CONSIGNES –
(a) Reproduisez le texte sur le secret médical du défunt de « En outre, la » à « du dossier médical. ».
(b) Traduisez en anglais la phrase suivante du texte sur le secret médical du défunt : « Chacune de ces quatre catégories constitue un ordre d'héritiers qui exclut les suivants. »

En outre, la commission souligne que, par ces dispositions, le législateur a clairement entendu restreindre aux seules personnes qui peuvent se prévaloir de la qualité d'ayant droit, à l'exclusion de toute autre catégorie de tiers tels que la famille et les proches, la dérogation ainsi aménagée au secret médical du défunt. C'est donc uniquement dans les cas où Ils justifient de la qualité d'ayant droit que les membres de la famille peuvent obtenir communication du dossier médical.
En ce qui concerne la notion d'ayant droit, la commission considère que sont ainsi visés, en premier lieu, les successeurs légaux du défunt, déterminés conformément aux articles 731 et suivants du code civil, comme l'a rappelé l'arrêté du 3 janvier 2007 portant modification de l'arrêté du 5 mars 2004 portant homologation des recommandations de bonnes pratiques relatives à l'accès aux informations concernant la santé d'une personne. La commission rappelle que l'article 734 de ce code prévoit qu'en l'absence de conjoint successible, les parents sont appelés à succéder ainsi qu'il suit : / 1° Les enfants et leurs descendants ; / 2° Les père et mère ; les frères et sœurs et les descendants de ces derniers ; / 3° Les ascendants autres que les père et mère ; / 4° Les collatéraux autres que les frères et sœurs et les descendants de ces derniers. Chacune de ces quatre catégories constitue un ordre d'héritiers qui exclut les suivants.

DONNÉES EXTRAITES –

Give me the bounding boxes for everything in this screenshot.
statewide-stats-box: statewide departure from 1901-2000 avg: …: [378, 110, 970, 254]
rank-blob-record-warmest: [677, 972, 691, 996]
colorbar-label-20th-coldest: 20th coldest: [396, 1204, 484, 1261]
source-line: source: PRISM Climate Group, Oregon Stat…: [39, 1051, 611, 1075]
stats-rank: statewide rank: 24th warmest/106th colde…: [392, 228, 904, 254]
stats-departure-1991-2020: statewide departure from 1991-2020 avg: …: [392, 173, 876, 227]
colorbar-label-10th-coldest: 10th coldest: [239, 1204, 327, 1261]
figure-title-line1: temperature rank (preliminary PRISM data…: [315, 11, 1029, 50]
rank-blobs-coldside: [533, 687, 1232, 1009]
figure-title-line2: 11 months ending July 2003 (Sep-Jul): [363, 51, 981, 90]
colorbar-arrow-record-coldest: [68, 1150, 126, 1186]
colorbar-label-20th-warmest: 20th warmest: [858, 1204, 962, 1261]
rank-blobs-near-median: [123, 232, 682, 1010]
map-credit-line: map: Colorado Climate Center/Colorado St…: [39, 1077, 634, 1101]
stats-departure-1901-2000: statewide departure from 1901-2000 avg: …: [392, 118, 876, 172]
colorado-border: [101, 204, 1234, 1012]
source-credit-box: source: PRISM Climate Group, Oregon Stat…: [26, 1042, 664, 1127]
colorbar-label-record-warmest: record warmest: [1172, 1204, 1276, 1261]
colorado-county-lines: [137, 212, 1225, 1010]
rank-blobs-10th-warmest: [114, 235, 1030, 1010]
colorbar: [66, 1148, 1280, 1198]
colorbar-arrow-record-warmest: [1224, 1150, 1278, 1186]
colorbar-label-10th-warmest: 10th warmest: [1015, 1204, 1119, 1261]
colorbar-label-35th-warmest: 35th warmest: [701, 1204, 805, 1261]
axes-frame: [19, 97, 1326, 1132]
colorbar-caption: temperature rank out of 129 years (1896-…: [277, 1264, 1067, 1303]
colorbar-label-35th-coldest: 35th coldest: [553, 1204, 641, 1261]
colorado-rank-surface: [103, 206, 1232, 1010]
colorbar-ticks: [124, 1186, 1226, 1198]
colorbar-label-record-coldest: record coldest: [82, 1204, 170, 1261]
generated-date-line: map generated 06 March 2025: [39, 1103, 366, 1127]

RÉPONSES CI-DESSOUS –
(a)
En outre, la commission souligne que, par ces dispositions, le législateur a clairement entendu restreindre aux seules personnes qui peuvent se prévaloir de la qualité d'ayant droit, à l'exclusion de toute autre catégorie de tiers tels que la famille et les proches, la dérogation ainsi aménagée au secret médical du défunt. C'est donc uniquement dans les cas où Ils justifient de la qualité d'ayant droit que les membres de la famille peuvent obtenir communication du dossier médical.

(b) Each of these four categories constitutes an order of heirs that excludes the following ones.